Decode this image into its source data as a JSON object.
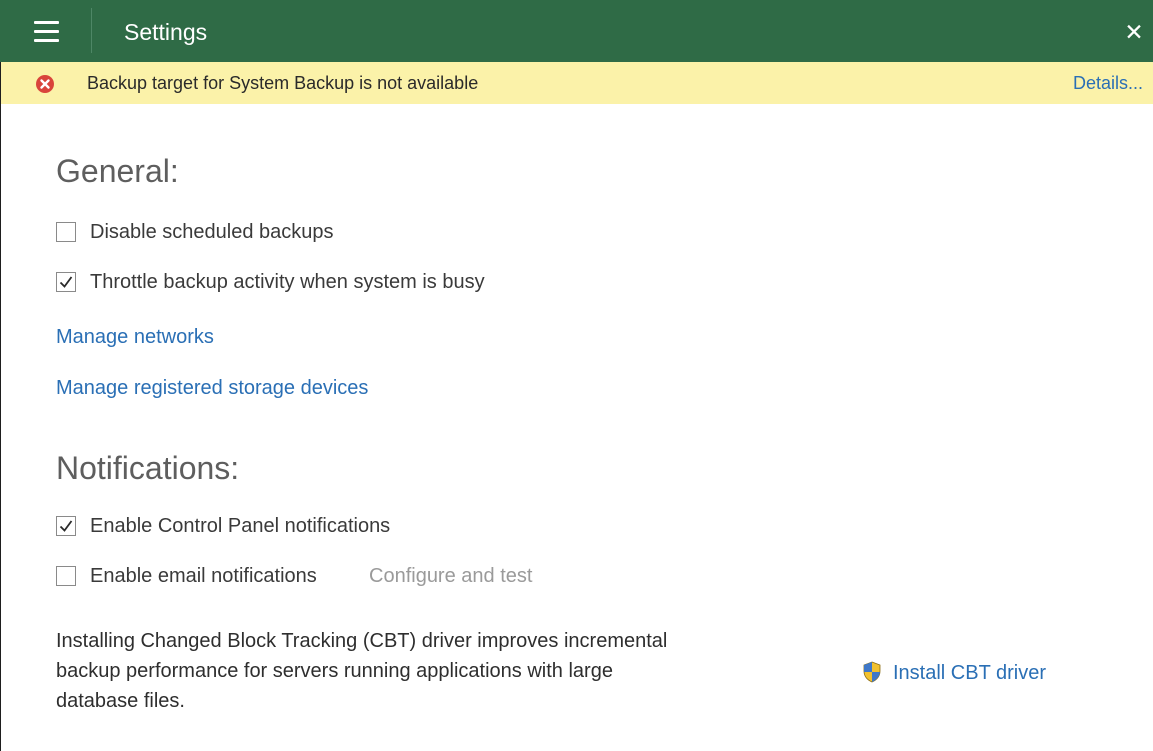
{
  "window": {
    "title": "Settings",
    "menu_icon": "hamburger-menu-icon",
    "close_glyph": "✕",
    "header_color": "#2f6b46"
  },
  "alert": {
    "icon": "error-circle-icon",
    "message": "Backup target for System Backup is not available",
    "details_link": "Details...",
    "background": "#fbf2a9"
  },
  "general": {
    "heading": "General:",
    "options": [
      {
        "label": "Disable scheduled backups",
        "checked": false
      },
      {
        "label": "Throttle backup activity when system is busy",
        "checked": true
      }
    ],
    "links": [
      "Manage networks",
      "Manage registered storage devices"
    ]
  },
  "notifications": {
    "heading": "Notifications:",
    "options": [
      {
        "label": "Enable Control Panel notifications",
        "checked": true
      },
      {
        "label": "Enable email notifications",
        "checked": false
      }
    ],
    "configure_link": "Configure and test"
  },
  "cbt": {
    "line1": "Installing Changed Block Tracking (CBT) driver improves incremental",
    "line2": "backup performance for servers running applications with large",
    "line3": "database files.",
    "install_link": "Install CBT driver",
    "install_icon": "uac-shield-icon"
  },
  "colors": {
    "link": "#2a6fb5",
    "alert_icon": "#d9443b"
  }
}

--

▶ _WRITTEN TASK_
Return a copy of every line that includes the word "heading".

▶ _COMPLETE RESPONSE_
    "heading": "General:",
    "heading": "Notifications:",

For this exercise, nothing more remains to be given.